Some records
··········
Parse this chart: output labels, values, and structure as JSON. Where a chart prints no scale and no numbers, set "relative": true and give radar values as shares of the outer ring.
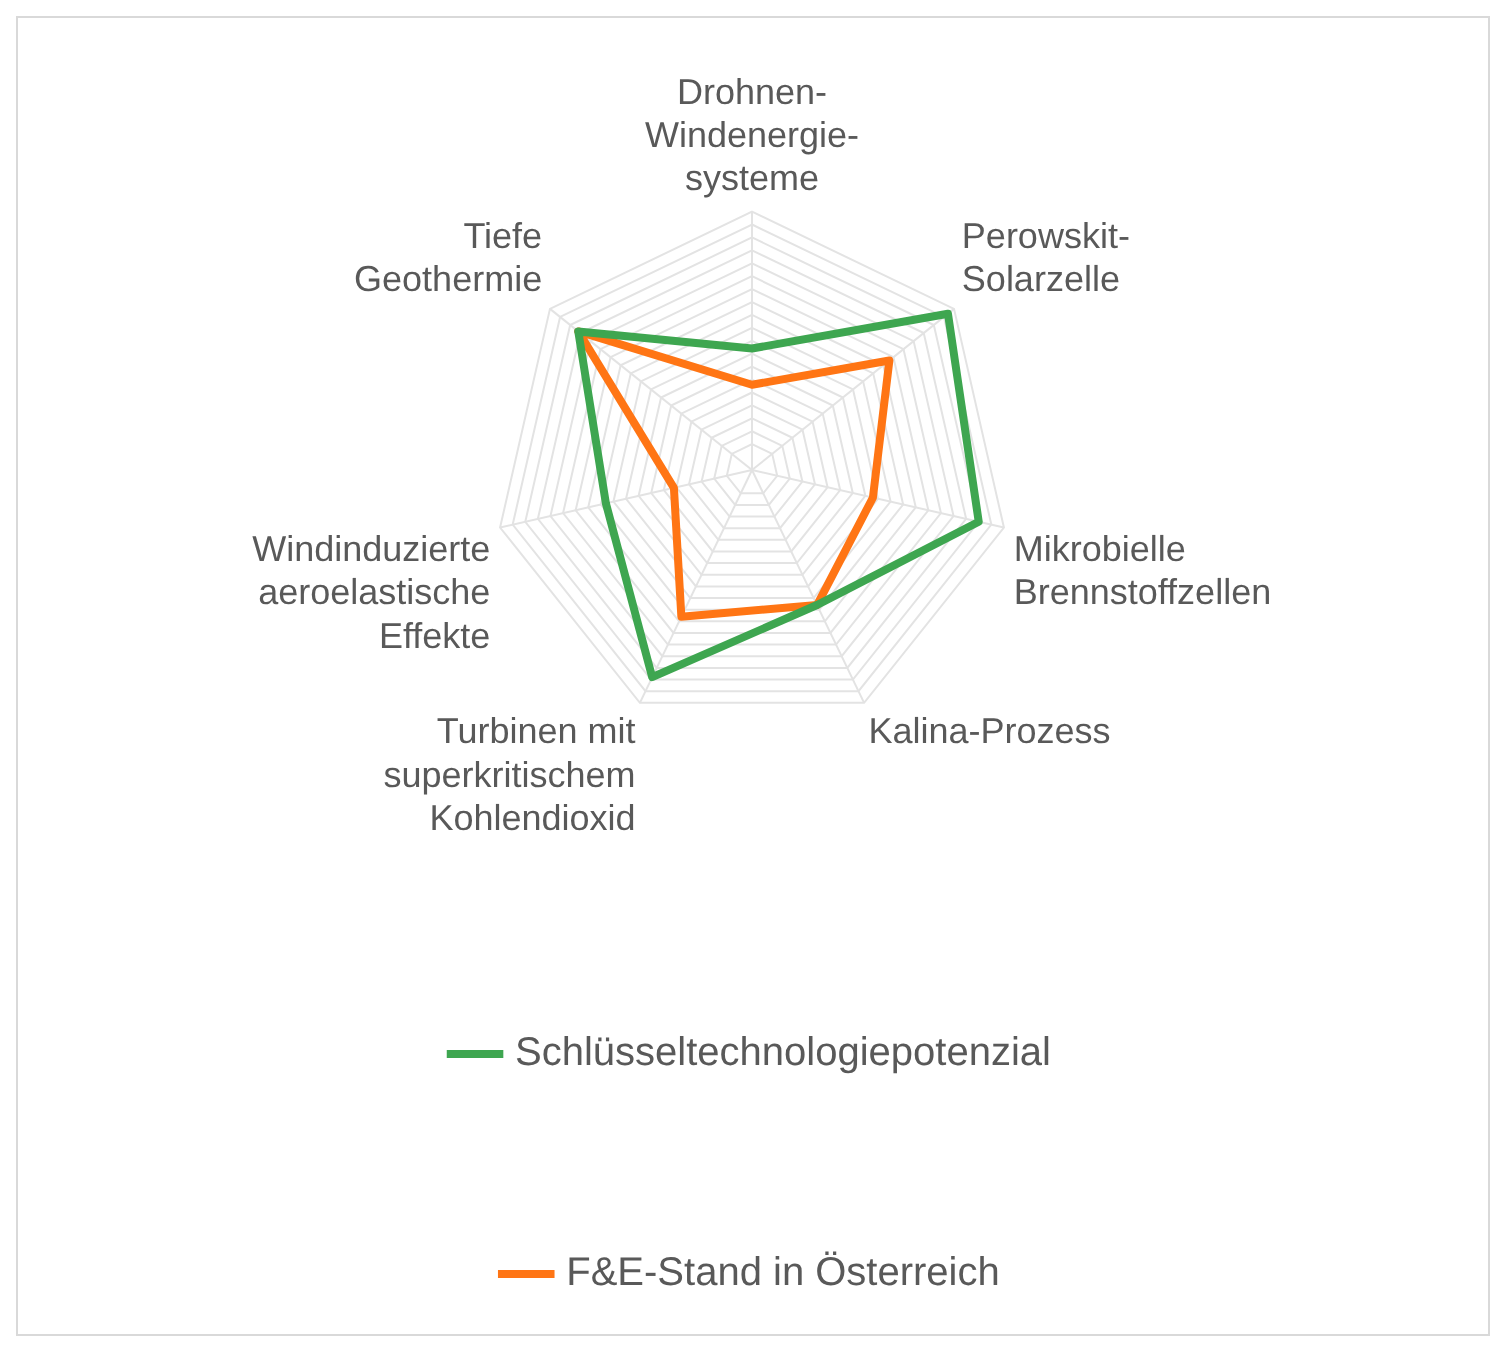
{
  "chart_data": {
    "type": "radar",
    "relative": true,
    "grid": true,
    "legend": "bottom",
    "marker": "none",
    "categories": [
      "Drohnen-\nWindenergie-\nsysteme",
      "Perowskit-\nSolarzelle",
      "Mikrobielle\nBrennstoffzellen",
      "Kalina-Prozess",
      "Turbinen mit\nsuperkritischem\nKohlendioxid",
      "Windinduzierte\naeroelastische\nEffekte",
      "Tiefe\nGeothermie"
    ],
    "series": [
      {
        "name": "Schlüsseltechnologiepotenzial",
        "color": "#3ea650",
        "values": [
          0.47,
          0.97,
          0.9,
          0.58,
          0.89,
          0.58,
          0.86
        ]
      },
      {
        "name": "F&E-Stand in Österreich",
        "color": "#ff7514",
        "values": [
          0.33,
          0.68,
          0.48,
          0.58,
          0.63,
          0.31,
          0.86
        ]
      }
    ]
  }
}
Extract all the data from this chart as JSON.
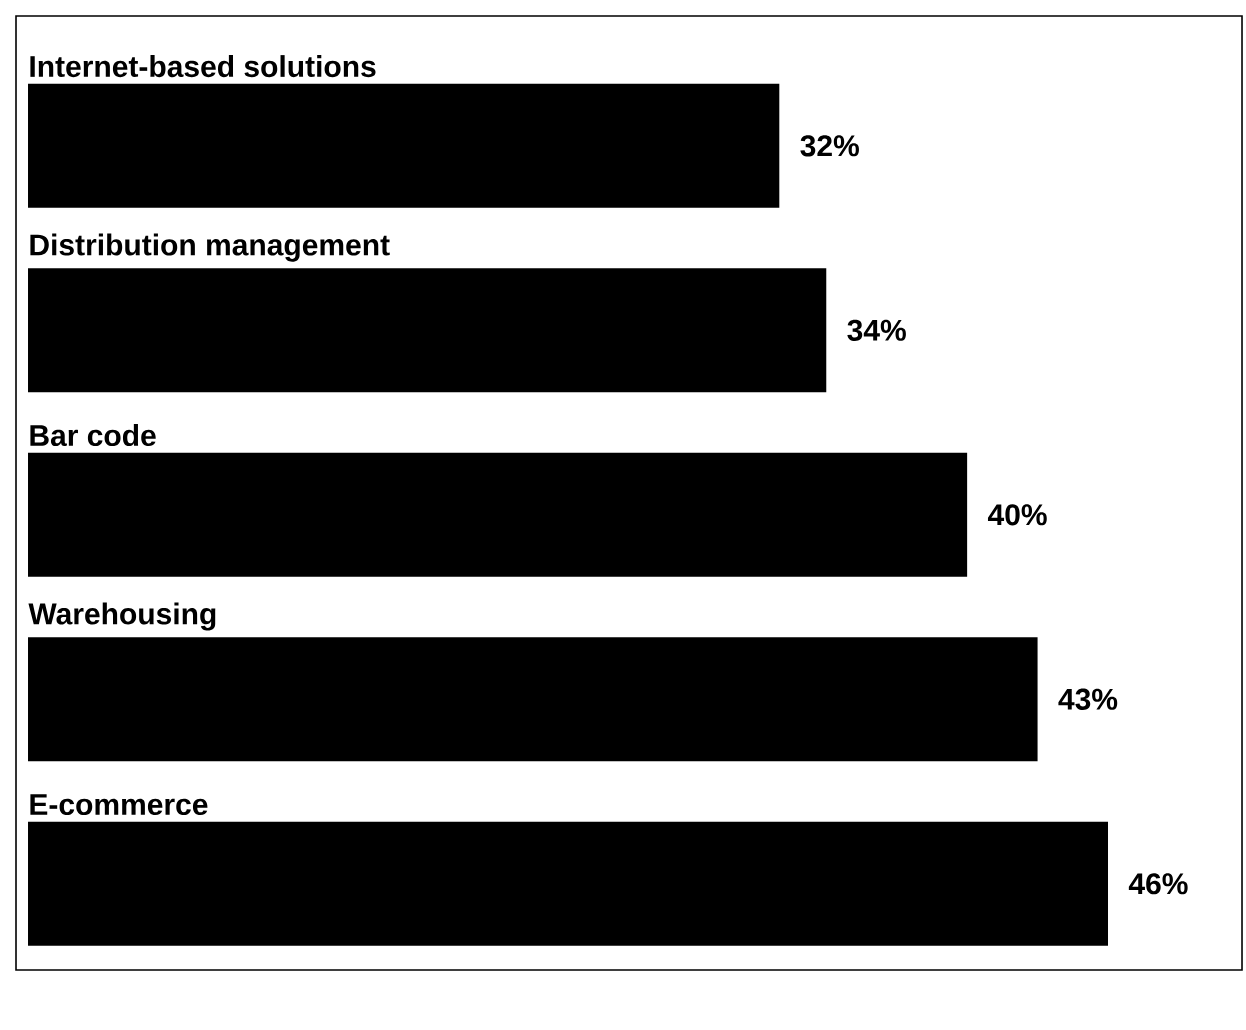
{
  "chart_data": {
    "type": "bar",
    "orientation": "horizontal",
    "categories": [
      "Internet-based solutions",
      "Distribution management",
      "Bar code",
      "Warehousing",
      "E-commerce"
    ],
    "values": [
      32,
      34,
      40,
      43,
      46
    ],
    "value_labels": [
      "32%",
      "34%",
      "40%",
      "43%",
      "46%"
    ],
    "color": "#000000"
  }
}
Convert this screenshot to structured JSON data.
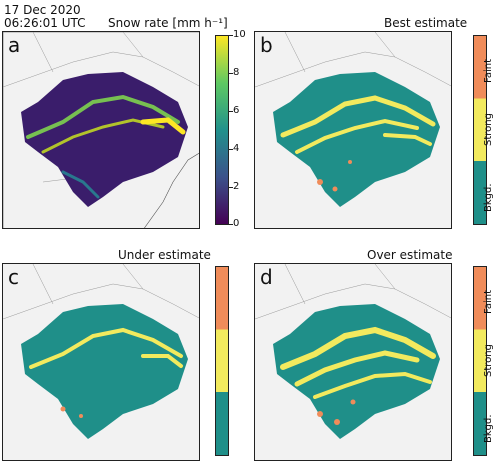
{
  "header": {
    "date": "17 Dec 2020",
    "time": "06:26:01 UTC",
    "variable": "Snow rate [mm h⁻¹]"
  },
  "panels": [
    {
      "letter": "a",
      "title": "",
      "type": "continuous"
    },
    {
      "letter": "b",
      "title": "Best estimate",
      "type": "category"
    },
    {
      "letter": "c",
      "title": "Under estimate",
      "type": "category"
    },
    {
      "letter": "d",
      "title": "Over estimate",
      "type": "category"
    }
  ],
  "colorbar_continuous": {
    "ticks": [
      "10",
      "8",
      "6",
      "4",
      "2",
      "0"
    ],
    "range": [
      0,
      10
    ],
    "colors": [
      "#fde725",
      "#5ec962",
      "#21918c",
      "#3b528b",
      "#440154"
    ]
  },
  "colorbar_category": {
    "labels": [
      "Faint",
      "Strong",
      "Bkgd."
    ],
    "colors": [
      "#f08c5a",
      "#f2ea5e",
      "#1f8f89"
    ]
  }
}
··········
** PROBLEM TO SOLVE **
Extract, exactly as written, the span of lines from the one holding "Convert this screenshot" through the last line, inclusive. Skip any picture.

** ANSWER TO THIS PROBLEM **
Convert this screenshot to structured JSON data.
{
  "header": {
    "date": "17 Dec 2020",
    "time": "06:26:01 UTC",
    "variable": "Snow rate [mm h⁻¹]"
  },
  "panels": [
    {
      "letter": "a",
      "title": "",
      "type": "continuous"
    },
    {
      "letter": "b",
      "title": "Best estimate",
      "type": "category"
    },
    {
      "letter": "c",
      "title": "Under estimate",
      "type": "category"
    },
    {
      "letter": "d",
      "title": "Over estimate",
      "type": "category"
    }
  ],
  "colorbar_continuous": {
    "ticks": [
      "10",
      "8",
      "6",
      "4",
      "2",
      "0"
    ],
    "range": [
      0,
      10
    ],
    "colors": [
      "#fde725",
      "#5ec962",
      "#21918c",
      "#3b528b",
      "#440154"
    ]
  },
  "colorbar_category": {
    "labels": [
      "Faint",
      "Strong",
      "Bkgd."
    ],
    "colors": [
      "#f08c5a",
      "#f2ea5e",
      "#1f8f89"
    ]
  }
}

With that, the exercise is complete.